Recorded data
----------------------------------------

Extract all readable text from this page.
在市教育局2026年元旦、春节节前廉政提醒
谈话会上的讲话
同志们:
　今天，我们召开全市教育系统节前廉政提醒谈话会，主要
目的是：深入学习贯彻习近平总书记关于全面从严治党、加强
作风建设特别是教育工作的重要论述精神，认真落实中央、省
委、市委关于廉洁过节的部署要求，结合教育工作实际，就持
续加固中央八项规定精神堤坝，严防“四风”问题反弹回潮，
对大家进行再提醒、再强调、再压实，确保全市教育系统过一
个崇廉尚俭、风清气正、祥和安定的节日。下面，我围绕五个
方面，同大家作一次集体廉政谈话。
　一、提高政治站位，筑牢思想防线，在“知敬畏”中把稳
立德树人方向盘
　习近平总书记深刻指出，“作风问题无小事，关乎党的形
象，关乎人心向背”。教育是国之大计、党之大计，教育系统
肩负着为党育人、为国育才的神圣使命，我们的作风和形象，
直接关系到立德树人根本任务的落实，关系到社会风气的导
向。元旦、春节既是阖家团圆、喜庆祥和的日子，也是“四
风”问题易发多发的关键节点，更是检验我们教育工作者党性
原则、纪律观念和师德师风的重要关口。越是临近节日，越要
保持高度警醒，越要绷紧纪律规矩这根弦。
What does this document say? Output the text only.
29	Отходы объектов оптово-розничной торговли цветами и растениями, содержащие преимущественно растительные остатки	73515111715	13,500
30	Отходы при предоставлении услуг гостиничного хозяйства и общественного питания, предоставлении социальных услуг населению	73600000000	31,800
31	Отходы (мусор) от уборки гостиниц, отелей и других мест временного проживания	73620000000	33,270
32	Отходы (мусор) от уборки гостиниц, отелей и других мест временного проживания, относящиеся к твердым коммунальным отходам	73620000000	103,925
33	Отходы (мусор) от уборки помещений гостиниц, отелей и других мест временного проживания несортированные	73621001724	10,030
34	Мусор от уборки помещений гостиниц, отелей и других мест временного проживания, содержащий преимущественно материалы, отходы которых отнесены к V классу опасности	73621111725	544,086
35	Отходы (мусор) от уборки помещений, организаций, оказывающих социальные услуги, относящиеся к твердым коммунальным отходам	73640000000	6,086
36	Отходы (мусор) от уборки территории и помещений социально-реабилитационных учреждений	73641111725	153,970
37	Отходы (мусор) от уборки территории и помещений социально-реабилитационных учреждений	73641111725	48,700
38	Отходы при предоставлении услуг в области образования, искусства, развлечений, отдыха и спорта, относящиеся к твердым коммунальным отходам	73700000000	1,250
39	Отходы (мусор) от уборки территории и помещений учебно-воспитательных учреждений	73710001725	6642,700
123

----------------------------------------

* **DIRECTIVE**
Reproduce every record, matching each line exactly.

* **WRITTEN REPLY**
Extract all readable text from this page.
在市教育局2026年元旦、春节节前廉政提醒
谈话会上的讲话
同志们:
　今天，我们召开全市教育系统节前廉政提醒谈话会，主要
目的是：深入学习贯彻习近平总书记关于全面从严治党、加强
作风建设特别是教育工作的重要论述精神，认真落实中央、省
委、市委关于廉洁过节的部署要求，结合教育工作实际，就持
续加固中央八项规定精神堤坝，严防“四风”问题反弹回潮，
对大家进行再提醒、再强调、再压实，确保全市教育系统过一
个崇廉尚俭、风清气正、祥和安定的节日。下面，我围绕五个
方面，同大家作一次集体廉政谈话。
　一、提高政治站位，筑牢思想防线，在“知敬畏”中把稳
立德树人方向盘
　习近平总书记深刻指出，“作风问题无小事，关乎党的形
象，关乎人心向背”。教育是国之大计、党之大计，教育系统
肩负着为党育人、为国育才的神圣使命，我们的作风和形象，
直接关系到立德树人根本任务的落实，关系到社会风气的导
向。元旦、春节既是阖家团圆、喜庆祥和的日子，也是“四
风”问题易发多发的关键节点，更是检验我们教育工作者党性
原则、纪律观念和师德师风的重要关口。越是临近节日，越要
保持高度警醒，越要绷紧纪律规矩这根弦。
What does this document say? Output the text only.
29	Отходы объектов оптово-розничной торговли цветами и растениями, содержащие преимущественно растительные остатки	73515111715	13,500
30	Отходы при предоставлении услуг гостиничного хозяйства и общественного питания, предоставлении социальных услуг населению	73600000000	31,800
31	Отходы (мусор) от уборки гостиниц, отелей и других мест временного проживания	73620000000	33,270
32	Отходы (мусор) от уборки гостиниц, отелей и других мест временного проживания, относящиеся к твердым коммунальным отходам	73620000000	103,925
33	Отходы (мусор) от уборки помещений гостиниц, отелей и других мест временного проживания несортированные	73621001724	10,030
34	Мусор от уборки помещений гостиниц, отелей и других мест временного проживания, содержащий преимущественно материалы, отходы которых отнесены к V классу опасности	73621111725	544,086
35	Отходы (мусор) от уборки помещений, организаций, оказывающих социальные услуги, относящиеся к твердым коммунальным отходам	73640000000	6,086
36	Отходы (мусор) от уборки территории и помещений социально-реабилитационных учреждений	73641111725	153,970
37	Отходы (мусор) от уборки территории и помещений социально-реабилитационных учреждений	73641111725	48,700
38	Отходы при предоставлении услуг в области образования, искусства, развлечений, отдыха и спорта, относящиеся к твердым коммунальным отходам	73700000000	1,250
39	Отходы (мусор) от уборки территории и помещений учебно-воспитательных учреждений	73710001725	6642,700
123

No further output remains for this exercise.